Task details:
Count the lines in the records below that contain the string "photo" and give only the number.

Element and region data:
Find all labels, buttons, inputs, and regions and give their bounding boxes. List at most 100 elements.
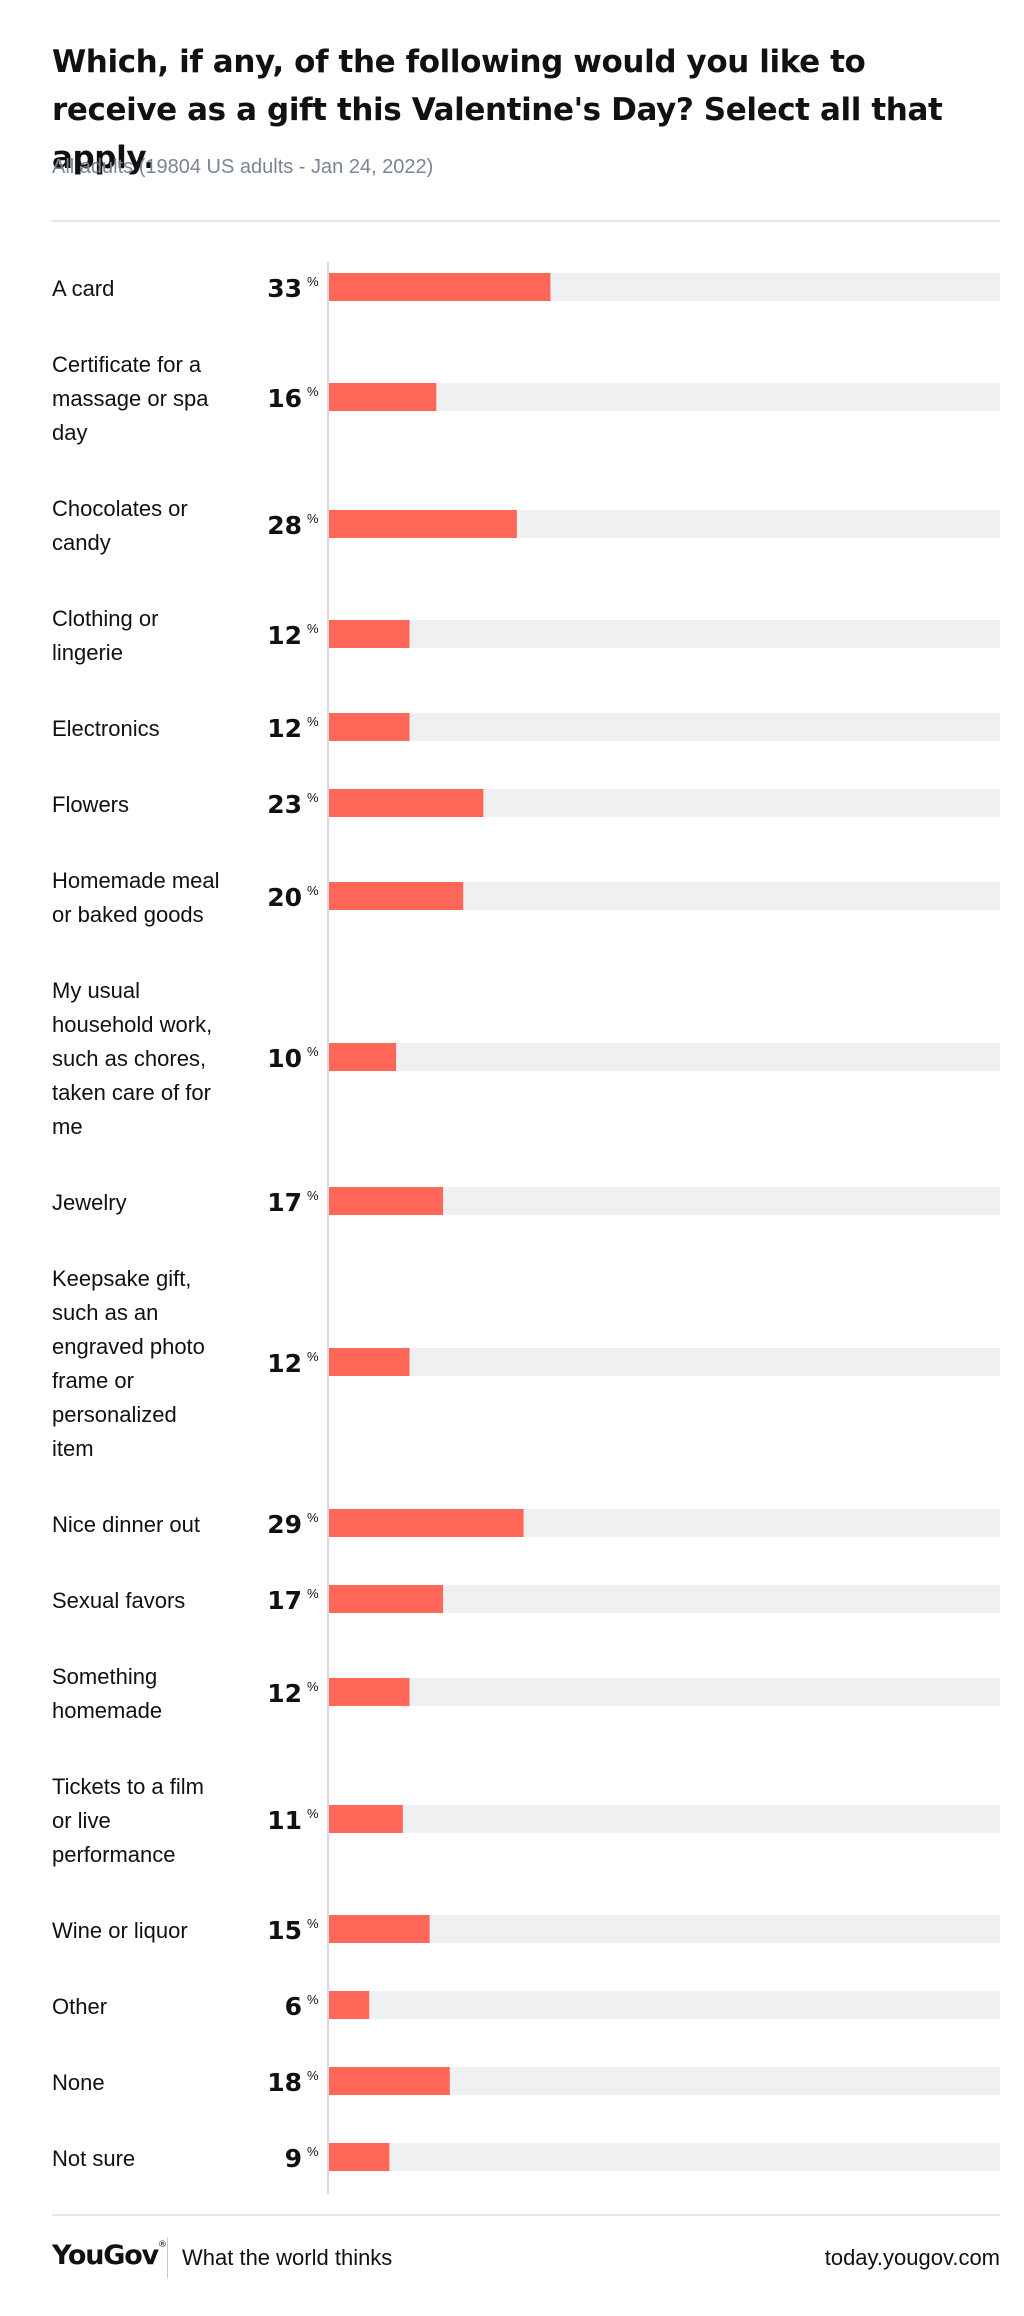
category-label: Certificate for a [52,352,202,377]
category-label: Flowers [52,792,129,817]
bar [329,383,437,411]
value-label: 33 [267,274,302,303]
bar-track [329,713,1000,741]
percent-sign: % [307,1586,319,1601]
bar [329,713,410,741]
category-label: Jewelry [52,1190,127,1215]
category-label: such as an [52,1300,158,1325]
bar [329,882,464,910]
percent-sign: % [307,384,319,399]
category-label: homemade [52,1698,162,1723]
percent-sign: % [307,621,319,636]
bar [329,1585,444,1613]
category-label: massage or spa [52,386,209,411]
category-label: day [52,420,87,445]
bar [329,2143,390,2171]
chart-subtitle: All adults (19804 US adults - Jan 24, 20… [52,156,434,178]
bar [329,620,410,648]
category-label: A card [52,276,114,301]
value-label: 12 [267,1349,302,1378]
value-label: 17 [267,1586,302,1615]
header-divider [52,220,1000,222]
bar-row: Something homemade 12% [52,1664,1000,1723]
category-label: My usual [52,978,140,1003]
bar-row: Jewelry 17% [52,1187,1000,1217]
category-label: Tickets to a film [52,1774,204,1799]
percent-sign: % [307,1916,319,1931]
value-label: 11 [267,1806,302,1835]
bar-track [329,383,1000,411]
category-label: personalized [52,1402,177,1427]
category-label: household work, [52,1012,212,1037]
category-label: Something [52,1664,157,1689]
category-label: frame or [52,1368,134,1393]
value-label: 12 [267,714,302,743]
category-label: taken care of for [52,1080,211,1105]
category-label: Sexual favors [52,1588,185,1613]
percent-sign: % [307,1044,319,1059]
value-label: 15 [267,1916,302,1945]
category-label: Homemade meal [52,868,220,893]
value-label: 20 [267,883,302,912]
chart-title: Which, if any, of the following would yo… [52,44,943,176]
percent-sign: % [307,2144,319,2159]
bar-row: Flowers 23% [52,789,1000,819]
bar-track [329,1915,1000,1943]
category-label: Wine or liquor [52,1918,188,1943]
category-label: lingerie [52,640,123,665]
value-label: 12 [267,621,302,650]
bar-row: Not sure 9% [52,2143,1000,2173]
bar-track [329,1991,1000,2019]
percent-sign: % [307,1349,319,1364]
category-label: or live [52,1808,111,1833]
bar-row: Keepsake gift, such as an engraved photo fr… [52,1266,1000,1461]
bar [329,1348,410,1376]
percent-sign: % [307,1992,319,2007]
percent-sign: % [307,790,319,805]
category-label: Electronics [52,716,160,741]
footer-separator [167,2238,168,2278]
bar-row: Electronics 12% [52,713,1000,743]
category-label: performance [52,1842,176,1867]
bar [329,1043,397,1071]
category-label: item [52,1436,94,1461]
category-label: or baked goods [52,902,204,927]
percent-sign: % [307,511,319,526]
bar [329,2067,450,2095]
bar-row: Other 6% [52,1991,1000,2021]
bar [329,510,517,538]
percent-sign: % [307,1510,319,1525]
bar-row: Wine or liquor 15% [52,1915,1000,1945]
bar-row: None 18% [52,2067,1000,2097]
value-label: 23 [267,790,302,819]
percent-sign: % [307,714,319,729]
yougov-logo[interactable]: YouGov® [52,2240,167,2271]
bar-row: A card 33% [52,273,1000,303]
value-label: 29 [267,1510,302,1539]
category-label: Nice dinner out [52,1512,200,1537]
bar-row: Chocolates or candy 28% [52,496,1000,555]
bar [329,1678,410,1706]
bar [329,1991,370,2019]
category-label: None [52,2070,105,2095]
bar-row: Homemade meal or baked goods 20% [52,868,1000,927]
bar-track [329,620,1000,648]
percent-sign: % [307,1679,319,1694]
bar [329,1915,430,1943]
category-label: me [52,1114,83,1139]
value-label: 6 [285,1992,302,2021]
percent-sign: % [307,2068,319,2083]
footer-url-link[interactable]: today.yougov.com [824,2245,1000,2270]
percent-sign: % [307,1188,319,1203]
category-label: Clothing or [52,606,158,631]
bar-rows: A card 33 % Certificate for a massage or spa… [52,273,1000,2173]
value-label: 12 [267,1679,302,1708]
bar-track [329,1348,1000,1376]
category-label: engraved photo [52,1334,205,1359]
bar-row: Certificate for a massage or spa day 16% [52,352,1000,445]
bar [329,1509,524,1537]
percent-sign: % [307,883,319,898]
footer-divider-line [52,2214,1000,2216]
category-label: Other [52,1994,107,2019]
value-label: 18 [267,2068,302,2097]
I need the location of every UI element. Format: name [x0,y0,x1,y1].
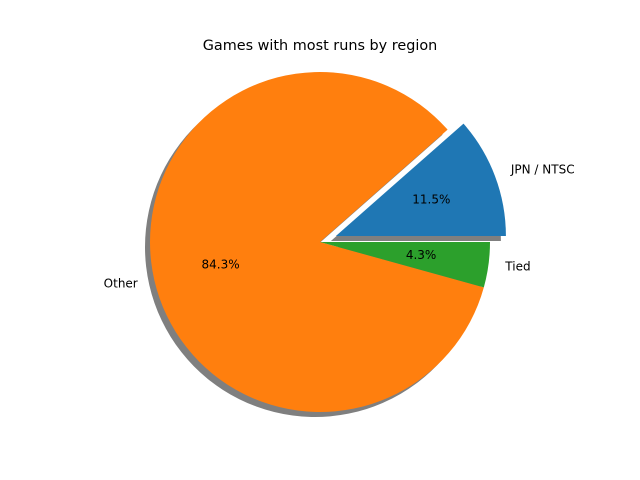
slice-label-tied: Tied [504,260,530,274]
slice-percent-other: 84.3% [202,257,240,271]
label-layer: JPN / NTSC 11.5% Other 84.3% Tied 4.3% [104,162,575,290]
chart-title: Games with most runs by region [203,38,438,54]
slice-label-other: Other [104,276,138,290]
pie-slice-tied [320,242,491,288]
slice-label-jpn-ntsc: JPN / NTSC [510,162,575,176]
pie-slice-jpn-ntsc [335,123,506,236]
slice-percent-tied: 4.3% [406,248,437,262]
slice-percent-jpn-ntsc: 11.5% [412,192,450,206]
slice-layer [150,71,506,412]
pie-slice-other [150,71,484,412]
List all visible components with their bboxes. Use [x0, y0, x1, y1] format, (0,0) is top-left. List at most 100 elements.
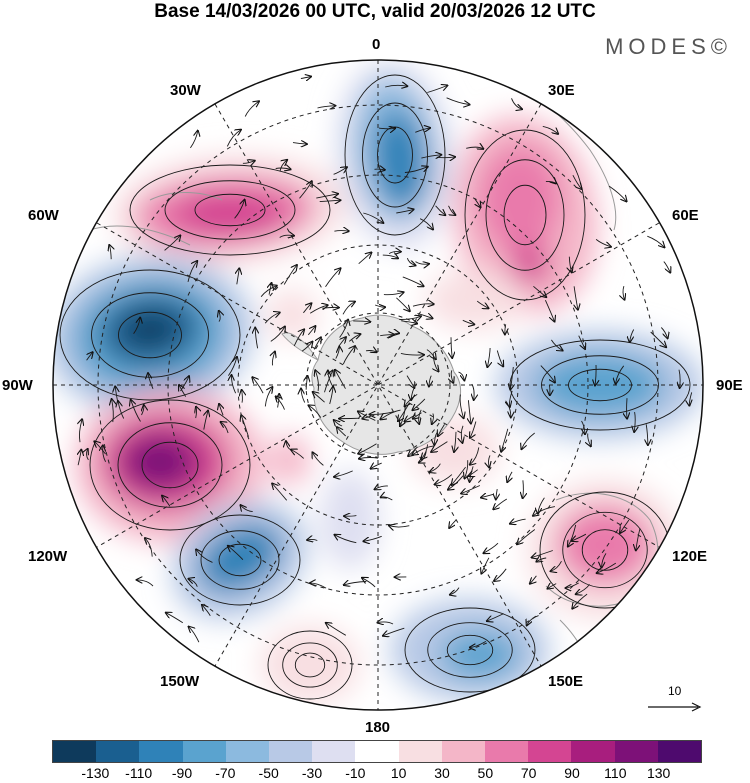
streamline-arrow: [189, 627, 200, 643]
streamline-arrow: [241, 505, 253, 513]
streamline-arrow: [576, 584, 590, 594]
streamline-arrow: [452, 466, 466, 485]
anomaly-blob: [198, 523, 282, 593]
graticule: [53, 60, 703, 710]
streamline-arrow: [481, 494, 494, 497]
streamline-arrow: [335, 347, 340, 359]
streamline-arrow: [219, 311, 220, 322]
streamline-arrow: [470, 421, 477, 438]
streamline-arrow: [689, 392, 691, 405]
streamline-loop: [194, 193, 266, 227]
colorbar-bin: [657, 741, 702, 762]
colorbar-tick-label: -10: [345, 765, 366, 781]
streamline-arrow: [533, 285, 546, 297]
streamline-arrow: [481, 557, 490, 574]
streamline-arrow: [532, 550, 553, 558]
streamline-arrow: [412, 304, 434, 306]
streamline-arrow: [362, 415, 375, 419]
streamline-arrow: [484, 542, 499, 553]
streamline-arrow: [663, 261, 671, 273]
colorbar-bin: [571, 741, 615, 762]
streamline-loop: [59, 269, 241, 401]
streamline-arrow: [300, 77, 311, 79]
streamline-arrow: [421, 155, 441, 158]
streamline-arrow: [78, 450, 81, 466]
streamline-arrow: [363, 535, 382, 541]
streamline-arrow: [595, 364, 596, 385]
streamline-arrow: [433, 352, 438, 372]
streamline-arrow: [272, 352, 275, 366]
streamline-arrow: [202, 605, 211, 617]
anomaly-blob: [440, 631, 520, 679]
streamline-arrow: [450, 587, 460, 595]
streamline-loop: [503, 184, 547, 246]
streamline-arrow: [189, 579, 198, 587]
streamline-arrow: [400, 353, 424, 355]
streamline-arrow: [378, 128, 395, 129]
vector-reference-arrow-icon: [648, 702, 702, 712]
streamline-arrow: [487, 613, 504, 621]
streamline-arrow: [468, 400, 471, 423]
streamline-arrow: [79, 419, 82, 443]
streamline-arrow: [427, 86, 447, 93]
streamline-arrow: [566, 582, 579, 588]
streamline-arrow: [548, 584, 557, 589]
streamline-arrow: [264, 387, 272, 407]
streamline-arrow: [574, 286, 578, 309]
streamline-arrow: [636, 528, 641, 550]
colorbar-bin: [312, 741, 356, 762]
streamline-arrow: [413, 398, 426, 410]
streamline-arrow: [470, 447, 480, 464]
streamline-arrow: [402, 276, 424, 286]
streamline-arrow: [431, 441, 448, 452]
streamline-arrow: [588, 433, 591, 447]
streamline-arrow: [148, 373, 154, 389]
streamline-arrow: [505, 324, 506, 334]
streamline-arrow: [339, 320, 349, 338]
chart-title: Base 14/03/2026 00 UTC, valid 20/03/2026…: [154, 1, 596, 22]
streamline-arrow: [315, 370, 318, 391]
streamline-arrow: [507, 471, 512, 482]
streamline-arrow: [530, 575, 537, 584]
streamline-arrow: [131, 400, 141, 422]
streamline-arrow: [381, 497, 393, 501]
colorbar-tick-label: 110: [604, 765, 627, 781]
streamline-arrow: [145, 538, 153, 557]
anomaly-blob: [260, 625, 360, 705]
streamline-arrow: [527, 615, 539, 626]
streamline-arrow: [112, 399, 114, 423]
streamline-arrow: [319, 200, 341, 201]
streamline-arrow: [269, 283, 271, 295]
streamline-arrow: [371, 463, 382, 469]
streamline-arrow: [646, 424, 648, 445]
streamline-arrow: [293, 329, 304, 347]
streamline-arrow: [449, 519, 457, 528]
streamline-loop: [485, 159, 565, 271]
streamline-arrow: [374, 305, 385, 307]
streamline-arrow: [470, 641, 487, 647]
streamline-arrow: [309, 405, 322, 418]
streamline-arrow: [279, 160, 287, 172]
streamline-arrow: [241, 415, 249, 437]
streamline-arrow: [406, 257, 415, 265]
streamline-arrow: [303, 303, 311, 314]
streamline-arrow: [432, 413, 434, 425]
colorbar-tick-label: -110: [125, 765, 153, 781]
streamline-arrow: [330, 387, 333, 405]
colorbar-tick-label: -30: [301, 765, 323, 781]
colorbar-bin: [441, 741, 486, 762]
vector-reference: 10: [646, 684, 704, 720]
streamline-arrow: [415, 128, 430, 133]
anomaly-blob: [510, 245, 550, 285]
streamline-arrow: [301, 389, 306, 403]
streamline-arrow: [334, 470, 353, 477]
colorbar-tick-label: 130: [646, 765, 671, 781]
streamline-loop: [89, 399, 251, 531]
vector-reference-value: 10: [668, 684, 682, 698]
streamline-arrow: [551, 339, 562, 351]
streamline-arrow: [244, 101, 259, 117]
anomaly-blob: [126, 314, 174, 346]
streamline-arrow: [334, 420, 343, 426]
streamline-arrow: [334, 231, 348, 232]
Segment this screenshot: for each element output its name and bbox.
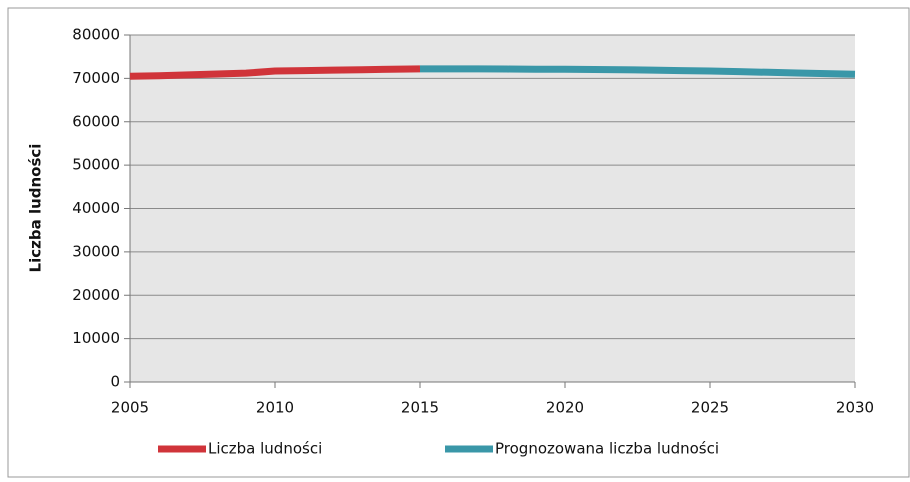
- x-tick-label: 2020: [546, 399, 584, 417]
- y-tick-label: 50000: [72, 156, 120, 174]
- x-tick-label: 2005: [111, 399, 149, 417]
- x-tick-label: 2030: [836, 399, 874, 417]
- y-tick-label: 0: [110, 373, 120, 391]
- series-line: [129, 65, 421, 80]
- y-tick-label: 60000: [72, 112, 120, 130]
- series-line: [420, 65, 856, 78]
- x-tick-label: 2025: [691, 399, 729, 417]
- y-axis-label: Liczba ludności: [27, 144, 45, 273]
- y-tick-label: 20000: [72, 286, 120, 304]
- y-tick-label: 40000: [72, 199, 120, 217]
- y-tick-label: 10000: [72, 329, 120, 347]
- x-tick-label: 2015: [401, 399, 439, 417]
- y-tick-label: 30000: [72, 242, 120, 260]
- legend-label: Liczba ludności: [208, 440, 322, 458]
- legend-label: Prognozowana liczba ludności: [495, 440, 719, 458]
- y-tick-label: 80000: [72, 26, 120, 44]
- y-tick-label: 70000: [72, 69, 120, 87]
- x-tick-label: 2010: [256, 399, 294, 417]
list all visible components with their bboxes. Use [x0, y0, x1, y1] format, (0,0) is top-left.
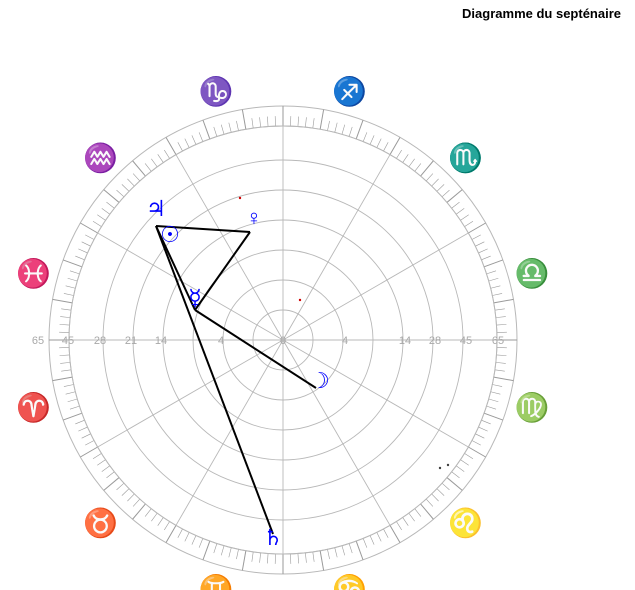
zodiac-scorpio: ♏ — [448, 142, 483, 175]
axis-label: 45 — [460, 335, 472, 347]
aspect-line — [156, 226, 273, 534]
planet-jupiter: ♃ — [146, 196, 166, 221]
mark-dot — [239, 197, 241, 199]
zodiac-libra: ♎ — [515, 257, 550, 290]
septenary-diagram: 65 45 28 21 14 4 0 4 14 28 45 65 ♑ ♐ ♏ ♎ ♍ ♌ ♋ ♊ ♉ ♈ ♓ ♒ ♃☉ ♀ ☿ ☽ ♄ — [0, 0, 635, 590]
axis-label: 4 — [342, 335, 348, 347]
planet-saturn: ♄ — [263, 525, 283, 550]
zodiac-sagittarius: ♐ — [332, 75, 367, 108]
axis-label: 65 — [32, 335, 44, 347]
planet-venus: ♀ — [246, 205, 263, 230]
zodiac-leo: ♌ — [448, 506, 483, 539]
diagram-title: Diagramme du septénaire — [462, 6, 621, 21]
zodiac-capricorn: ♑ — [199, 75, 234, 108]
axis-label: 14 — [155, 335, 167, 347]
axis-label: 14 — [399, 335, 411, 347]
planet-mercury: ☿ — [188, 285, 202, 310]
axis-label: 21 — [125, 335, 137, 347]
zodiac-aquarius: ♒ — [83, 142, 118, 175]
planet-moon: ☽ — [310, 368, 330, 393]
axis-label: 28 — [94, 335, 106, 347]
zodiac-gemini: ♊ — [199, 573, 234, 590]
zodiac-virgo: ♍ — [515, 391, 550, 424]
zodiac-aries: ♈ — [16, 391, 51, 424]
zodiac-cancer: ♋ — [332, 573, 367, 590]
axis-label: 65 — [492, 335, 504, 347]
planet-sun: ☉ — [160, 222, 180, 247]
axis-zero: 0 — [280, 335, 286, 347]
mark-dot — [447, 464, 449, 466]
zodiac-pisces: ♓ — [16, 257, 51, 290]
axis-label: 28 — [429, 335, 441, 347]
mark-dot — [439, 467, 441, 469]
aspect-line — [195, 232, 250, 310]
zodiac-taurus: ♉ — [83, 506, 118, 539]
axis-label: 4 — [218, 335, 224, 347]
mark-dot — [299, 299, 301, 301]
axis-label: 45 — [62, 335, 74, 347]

Answer to the task:
2